[Stated problem]:
Give the number of lines containing the word "JSON" and nothing more.

+++ Exercise inputs

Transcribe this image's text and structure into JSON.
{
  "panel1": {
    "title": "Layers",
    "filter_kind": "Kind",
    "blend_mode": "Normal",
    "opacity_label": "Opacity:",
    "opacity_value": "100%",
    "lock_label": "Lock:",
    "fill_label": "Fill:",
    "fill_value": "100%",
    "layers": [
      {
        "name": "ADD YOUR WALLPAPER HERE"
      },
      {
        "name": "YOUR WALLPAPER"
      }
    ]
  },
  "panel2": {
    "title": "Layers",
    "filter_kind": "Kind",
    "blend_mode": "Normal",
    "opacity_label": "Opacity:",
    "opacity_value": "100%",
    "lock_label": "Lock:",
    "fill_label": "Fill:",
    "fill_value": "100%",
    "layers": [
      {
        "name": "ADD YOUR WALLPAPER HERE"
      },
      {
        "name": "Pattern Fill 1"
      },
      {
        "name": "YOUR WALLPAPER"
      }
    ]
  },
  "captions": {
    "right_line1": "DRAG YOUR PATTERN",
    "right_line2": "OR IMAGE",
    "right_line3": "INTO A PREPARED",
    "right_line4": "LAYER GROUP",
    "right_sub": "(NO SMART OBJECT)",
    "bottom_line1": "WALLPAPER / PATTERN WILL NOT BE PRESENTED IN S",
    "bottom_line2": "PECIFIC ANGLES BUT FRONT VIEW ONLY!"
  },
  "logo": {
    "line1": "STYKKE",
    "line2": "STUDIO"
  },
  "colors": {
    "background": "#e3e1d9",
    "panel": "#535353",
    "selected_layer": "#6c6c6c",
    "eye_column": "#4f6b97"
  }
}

++++++
+++ Exercise inputs

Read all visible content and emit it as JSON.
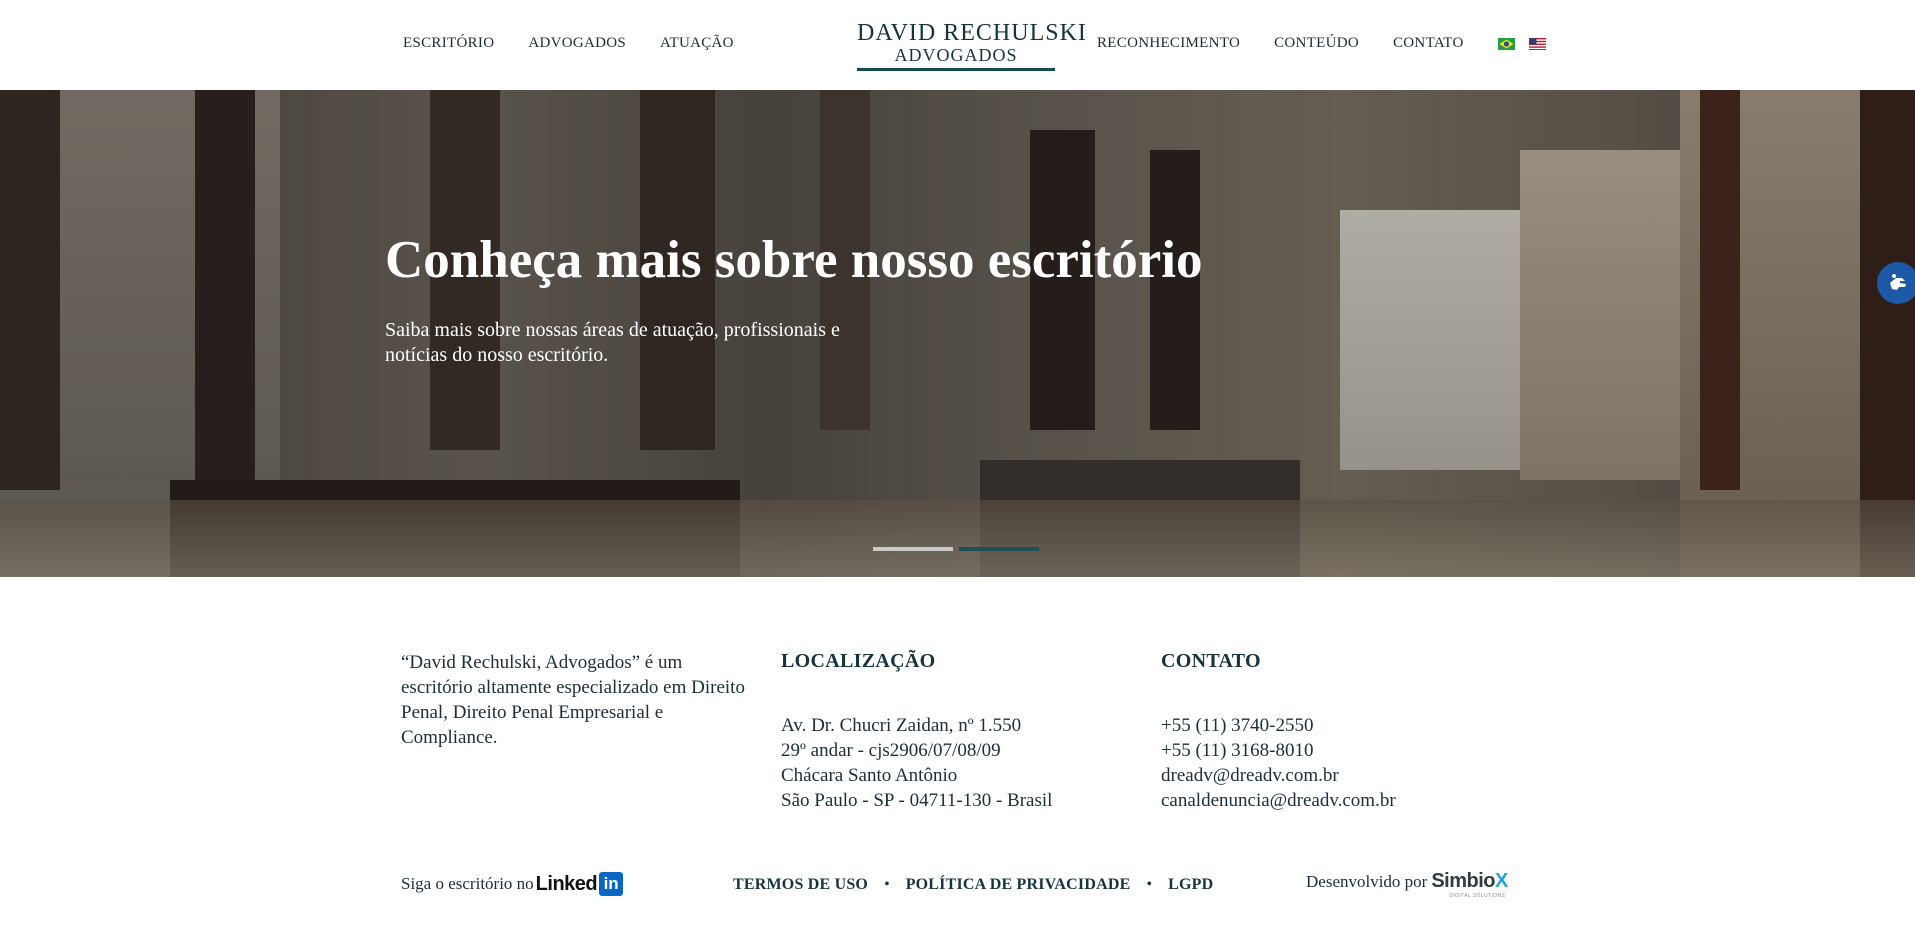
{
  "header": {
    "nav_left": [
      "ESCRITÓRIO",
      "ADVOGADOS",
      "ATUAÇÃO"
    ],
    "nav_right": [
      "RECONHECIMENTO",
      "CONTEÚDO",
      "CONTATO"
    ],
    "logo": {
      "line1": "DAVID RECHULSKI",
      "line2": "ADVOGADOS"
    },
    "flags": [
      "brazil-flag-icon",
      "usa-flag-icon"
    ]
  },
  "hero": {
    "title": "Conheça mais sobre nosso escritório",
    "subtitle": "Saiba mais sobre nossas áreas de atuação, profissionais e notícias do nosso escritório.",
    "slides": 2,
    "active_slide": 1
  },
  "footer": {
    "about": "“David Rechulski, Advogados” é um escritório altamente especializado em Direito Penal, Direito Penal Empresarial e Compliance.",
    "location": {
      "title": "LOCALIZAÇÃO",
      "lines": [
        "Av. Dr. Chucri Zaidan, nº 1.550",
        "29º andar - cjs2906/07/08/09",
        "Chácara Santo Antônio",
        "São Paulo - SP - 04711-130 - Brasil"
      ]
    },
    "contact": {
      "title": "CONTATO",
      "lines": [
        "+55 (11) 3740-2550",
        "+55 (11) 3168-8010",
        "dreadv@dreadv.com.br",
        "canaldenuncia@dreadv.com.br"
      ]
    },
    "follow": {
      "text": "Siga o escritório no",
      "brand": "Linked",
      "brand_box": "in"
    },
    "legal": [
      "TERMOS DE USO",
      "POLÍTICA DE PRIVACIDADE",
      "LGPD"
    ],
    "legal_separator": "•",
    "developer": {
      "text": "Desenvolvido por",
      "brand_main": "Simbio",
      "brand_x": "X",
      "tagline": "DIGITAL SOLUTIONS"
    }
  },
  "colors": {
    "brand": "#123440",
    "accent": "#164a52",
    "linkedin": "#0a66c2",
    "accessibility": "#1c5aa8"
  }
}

++++++

[Written response]:
2